# START OF Record list

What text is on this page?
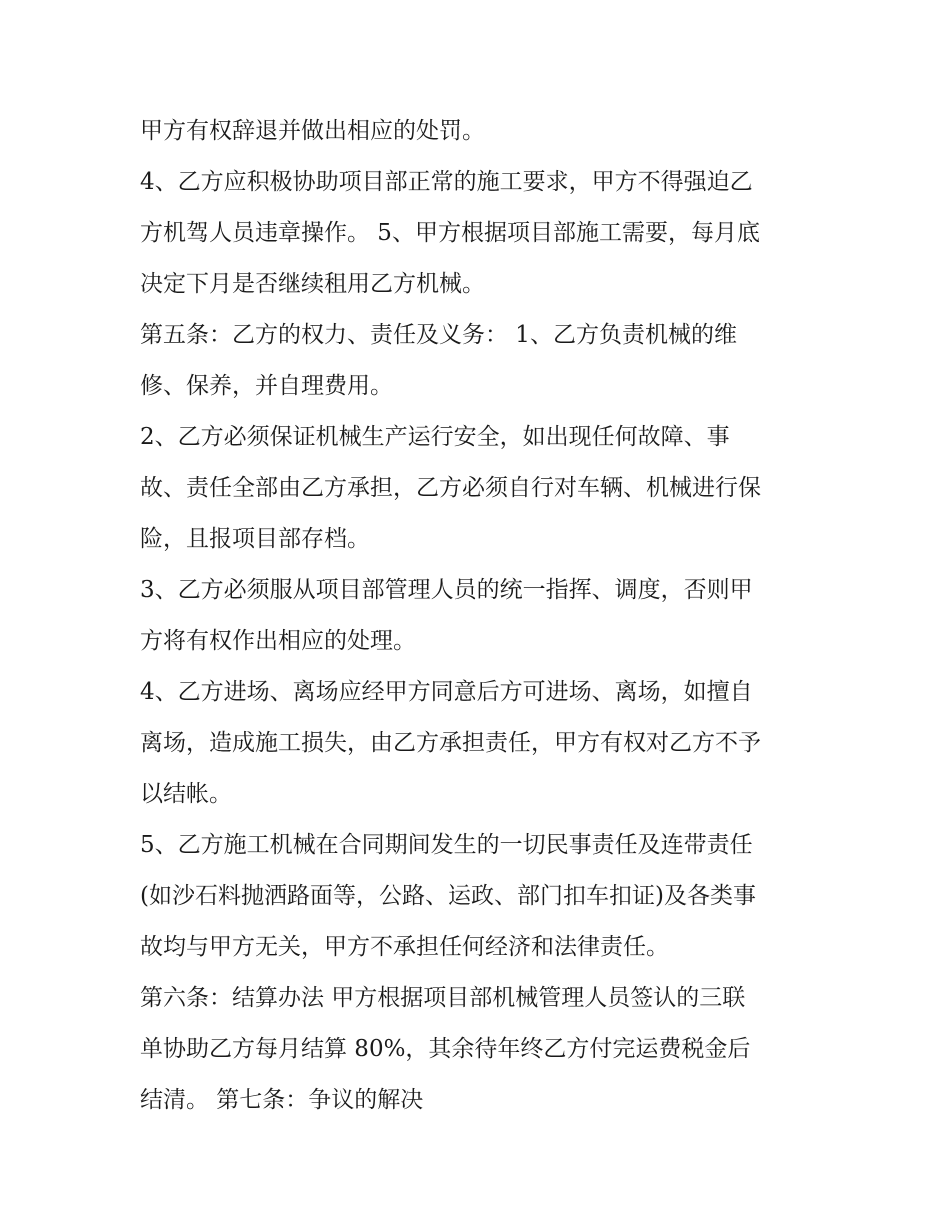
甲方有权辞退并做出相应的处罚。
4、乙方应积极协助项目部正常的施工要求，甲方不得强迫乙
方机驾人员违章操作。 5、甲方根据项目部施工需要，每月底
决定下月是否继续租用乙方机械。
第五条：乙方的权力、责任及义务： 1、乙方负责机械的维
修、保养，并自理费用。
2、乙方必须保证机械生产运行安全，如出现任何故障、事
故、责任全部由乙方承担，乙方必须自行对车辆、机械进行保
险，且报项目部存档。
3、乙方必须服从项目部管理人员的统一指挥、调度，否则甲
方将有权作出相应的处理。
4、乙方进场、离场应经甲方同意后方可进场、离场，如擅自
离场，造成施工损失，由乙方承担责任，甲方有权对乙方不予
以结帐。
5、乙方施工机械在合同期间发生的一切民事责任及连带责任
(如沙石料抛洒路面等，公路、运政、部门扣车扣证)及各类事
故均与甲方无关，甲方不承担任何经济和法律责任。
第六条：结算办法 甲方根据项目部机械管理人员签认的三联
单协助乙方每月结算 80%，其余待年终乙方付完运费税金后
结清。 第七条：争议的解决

# END OF Record list

What this task involves: Repeat the data exactly, dropping every picture it holds.

Response to this exercise:
What text is on this page?
甲方有权辞退并做出相应的处罚。
4、乙方应积极协助项目部正常的施工要求，甲方不得强迫乙
方机驾人员违章操作。 5、甲方根据项目部施工需要，每月底
决定下月是否继续租用乙方机械。
第五条：乙方的权力、责任及义务： 1、乙方负责机械的维
修、保养，并自理费用。
2、乙方必须保证机械生产运行安全，如出现任何故障、事
故、责任全部由乙方承担，乙方必须自行对车辆、机械进行保
险，且报项目部存档。
3、乙方必须服从项目部管理人员的统一指挥、调度，否则甲
方将有权作出相应的处理。
4、乙方进场、离场应经甲方同意后方可进场、离场，如擅自
离场，造成施工损失，由乙方承担责任，甲方有权对乙方不予
以结帐。
5、乙方施工机械在合同期间发生的一切民事责任及连带责任
(如沙石料抛洒路面等，公路、运政、部门扣车扣证)及各类事
故均与甲方无关，甲方不承担任何经济和法律责任。
第六条：结算办法 甲方根据项目部机械管理人员签认的三联
单协助乙方每月结算 80%，其余待年终乙方付完运费税金后
结清。 第七条：争议的解决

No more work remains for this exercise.